(Saved data entries)
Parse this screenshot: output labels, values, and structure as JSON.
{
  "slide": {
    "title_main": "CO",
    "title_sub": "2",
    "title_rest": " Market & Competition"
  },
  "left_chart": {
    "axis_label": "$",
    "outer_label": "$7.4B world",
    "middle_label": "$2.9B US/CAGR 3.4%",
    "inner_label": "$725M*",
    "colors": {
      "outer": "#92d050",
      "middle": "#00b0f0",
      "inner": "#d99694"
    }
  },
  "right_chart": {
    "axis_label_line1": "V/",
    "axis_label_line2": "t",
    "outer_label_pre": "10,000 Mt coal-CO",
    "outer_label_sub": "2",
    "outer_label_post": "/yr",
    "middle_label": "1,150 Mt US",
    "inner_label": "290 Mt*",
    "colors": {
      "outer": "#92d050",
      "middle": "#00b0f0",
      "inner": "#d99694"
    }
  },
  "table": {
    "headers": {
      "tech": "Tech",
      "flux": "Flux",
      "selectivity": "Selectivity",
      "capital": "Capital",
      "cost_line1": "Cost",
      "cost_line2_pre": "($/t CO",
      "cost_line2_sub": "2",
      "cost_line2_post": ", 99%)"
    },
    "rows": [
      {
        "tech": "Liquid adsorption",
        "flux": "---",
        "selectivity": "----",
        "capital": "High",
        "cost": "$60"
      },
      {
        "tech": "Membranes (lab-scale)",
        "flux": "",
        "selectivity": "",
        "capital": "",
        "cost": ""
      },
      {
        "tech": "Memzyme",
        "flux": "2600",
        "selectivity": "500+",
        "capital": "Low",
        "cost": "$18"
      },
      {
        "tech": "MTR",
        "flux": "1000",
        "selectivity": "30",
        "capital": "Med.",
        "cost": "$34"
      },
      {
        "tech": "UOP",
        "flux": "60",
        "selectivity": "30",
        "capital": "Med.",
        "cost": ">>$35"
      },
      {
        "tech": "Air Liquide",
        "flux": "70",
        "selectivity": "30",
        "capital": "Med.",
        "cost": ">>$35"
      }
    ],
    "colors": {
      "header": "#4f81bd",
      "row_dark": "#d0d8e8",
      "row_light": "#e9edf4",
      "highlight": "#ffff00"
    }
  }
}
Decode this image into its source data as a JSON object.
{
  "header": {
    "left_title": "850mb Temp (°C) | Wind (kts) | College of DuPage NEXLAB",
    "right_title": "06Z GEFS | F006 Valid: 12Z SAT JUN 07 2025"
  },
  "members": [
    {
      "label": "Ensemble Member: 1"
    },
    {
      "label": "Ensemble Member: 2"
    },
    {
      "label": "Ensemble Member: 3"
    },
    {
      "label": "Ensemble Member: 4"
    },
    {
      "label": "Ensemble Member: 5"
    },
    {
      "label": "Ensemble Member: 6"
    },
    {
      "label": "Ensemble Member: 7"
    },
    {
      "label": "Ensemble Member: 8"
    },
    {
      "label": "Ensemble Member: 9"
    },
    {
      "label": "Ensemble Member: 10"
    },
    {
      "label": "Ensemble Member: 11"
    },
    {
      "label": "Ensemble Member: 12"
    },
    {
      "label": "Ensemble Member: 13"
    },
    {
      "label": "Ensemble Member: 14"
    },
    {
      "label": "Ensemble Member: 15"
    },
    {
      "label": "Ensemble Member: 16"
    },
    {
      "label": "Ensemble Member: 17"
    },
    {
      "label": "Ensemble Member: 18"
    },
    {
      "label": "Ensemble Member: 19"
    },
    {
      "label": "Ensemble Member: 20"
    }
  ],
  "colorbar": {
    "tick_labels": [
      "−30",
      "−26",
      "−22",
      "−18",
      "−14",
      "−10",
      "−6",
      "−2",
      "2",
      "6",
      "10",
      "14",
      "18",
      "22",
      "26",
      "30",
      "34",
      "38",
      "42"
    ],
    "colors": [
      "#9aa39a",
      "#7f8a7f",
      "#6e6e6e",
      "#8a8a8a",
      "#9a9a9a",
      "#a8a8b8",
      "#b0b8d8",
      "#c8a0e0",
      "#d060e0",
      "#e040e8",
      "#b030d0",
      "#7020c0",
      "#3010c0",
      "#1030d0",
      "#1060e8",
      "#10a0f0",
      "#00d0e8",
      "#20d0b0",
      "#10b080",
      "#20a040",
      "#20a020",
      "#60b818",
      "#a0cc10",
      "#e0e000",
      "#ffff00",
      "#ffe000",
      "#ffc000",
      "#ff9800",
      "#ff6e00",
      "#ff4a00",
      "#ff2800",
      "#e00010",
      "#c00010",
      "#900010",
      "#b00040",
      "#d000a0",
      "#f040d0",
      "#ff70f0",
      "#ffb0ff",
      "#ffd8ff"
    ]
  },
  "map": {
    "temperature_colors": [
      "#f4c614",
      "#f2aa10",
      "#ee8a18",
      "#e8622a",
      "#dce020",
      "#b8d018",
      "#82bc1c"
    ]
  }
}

Task directions
Your task is to output the full set of records exactly as presented.

Output for this task
Parse this screenshot: output labels, values, and structure as JSON.
{
  "slide": {
    "title_main": "CO",
    "title_sub": "2",
    "title_rest": " Market & Competition"
  },
  "left_chart": {
    "axis_label": "$",
    "outer_label": "$7.4B world",
    "middle_label": "$2.9B US/CAGR 3.4%",
    "inner_label": "$725M*",
    "colors": {
      "outer": "#92d050",
      "middle": "#00b0f0",
      "inner": "#d99694"
    }
  },
  "right_chart": {
    "axis_label_line1": "V/",
    "axis_label_line2": "t",
    "outer_label_pre": "10,000 Mt coal-CO",
    "outer_label_sub": "2",
    "outer_label_post": "/yr",
    "middle_label": "1,150 Mt US",
    "inner_label": "290 Mt*",
    "colors": {
      "outer": "#92d050",
      "middle": "#00b0f0",
      "inner": "#d99694"
    }
  },
  "table": {
    "headers": {
      "tech": "Tech",
      "flux": "Flux",
      "selectivity": "Selectivity",
      "capital": "Capital",
      "cost_line1": "Cost",
      "cost_line2_pre": "($/t CO",
      "cost_line2_sub": "2",
      "cost_line2_post": ", 99%)"
    },
    "rows": [
      {
        "tech": "Liquid adsorption",
        "flux": "---",
        "selectivity": "----",
        "capital": "High",
        "cost": "$60"
      },
      {
        "tech": "Membranes (lab-scale)",
        "flux": "",
        "selectivity": "",
        "capital": "",
        "cost": ""
      },
      {
        "tech": "Memzyme",
        "flux": "2600",
        "selectivity": "500+",
        "capital": "Low",
        "cost": "$18"
      },
      {
        "tech": "MTR",
        "flux": "1000",
        "selectivity": "30",
        "capital": "Med.",
        "cost": "$34"
      },
      {
        "tech": "UOP",
        "flux": "60",
        "selectivity": "30",
        "capital": "Med.",
        "cost": ">>$35"
      },
      {
        "tech": "Air Liquide",
        "flux": "70",
        "selectivity": "30",
        "capital": "Med.",
        "cost": ">>$35"
      }
    ],
    "colors": {
      "header": "#4f81bd",
      "row_dark": "#d0d8e8",
      "row_light": "#e9edf4",
      "highlight": "#ffff00"
    }
  }
}
Decode this image into its source data as a JSON object.
{
  "header": {
    "left_title": "850mb Temp (°C) | Wind (kts) | College of DuPage NEXLAB",
    "right_title": "06Z GEFS | F006 Valid: 12Z SAT JUN 07 2025"
  },
  "members": [
    {
      "label": "Ensemble Member: 1"
    },
    {
      "label": "Ensemble Member: 2"
    },
    {
      "label": "Ensemble Member: 3"
    },
    {
      "label": "Ensemble Member: 4"
    },
    {
      "label": "Ensemble Member: 5"
    },
    {
      "label": "Ensemble Member: 6"
    },
    {
      "label": "Ensemble Member: 7"
    },
    {
      "label": "Ensemble Member: 8"
    },
    {
      "label": "Ensemble Member: 9"
    },
    {
      "label": "Ensemble Member: 10"
    },
    {
      "label": "Ensemble Member: 11"
    },
    {
      "label": "Ensemble Member: 12"
    },
    {
      "label": "Ensemble Member: 13"
    },
    {
      "label": "Ensemble Member: 14"
    },
    {
      "label": "Ensemble Member: 15"
    },
    {
      "label": "Ensemble Member: 16"
    },
    {
      "label": "Ensemble Member: 17"
    },
    {
      "label": "Ensemble Member: 18"
    },
    {
      "label": "Ensemble Member: 19"
    },
    {
      "label": "Ensemble Member: 20"
    }
  ],
  "colorbar": {
    "tick_labels": [
      "−30",
      "−26",
      "−22",
      "−18",
      "−14",
      "−10",
      "−6",
      "−2",
      "2",
      "6",
      "10",
      "14",
      "18",
      "22",
      "26",
      "30",
      "34",
      "38",
      "42"
    ],
    "colors": [
      "#9aa39a",
      "#7f8a7f",
      "#6e6e6e",
      "#8a8a8a",
      "#9a9a9a",
      "#a8a8b8",
      "#b0b8d8",
      "#c8a0e0",
      "#d060e0",
      "#e040e8",
      "#b030d0",
      "#7020c0",
      "#3010c0",
      "#1030d0",
      "#1060e8",
      "#10a0f0",
      "#00d0e8",
      "#20d0b0",
      "#10b080",
      "#20a040",
      "#20a020",
      "#60b818",
      "#a0cc10",
      "#e0e000",
      "#ffff00",
      "#ffe000",
      "#ffc000",
      "#ff9800",
      "#ff6e00",
      "#ff4a00",
      "#ff2800",
      "#e00010",
      "#c00010",
      "#900010",
      "#b00040",
      "#d000a0",
      "#f040d0",
      "#ff70f0",
      "#ffb0ff",
      "#ffd8ff"
    ]
  },
  "map": {
    "temperature_colors": [
      "#f4c614",
      "#f2aa10",
      "#ee8a18",
      "#e8622a",
      "#dce020",
      "#b8d018",
      "#82bc1c"
    ]
  }
}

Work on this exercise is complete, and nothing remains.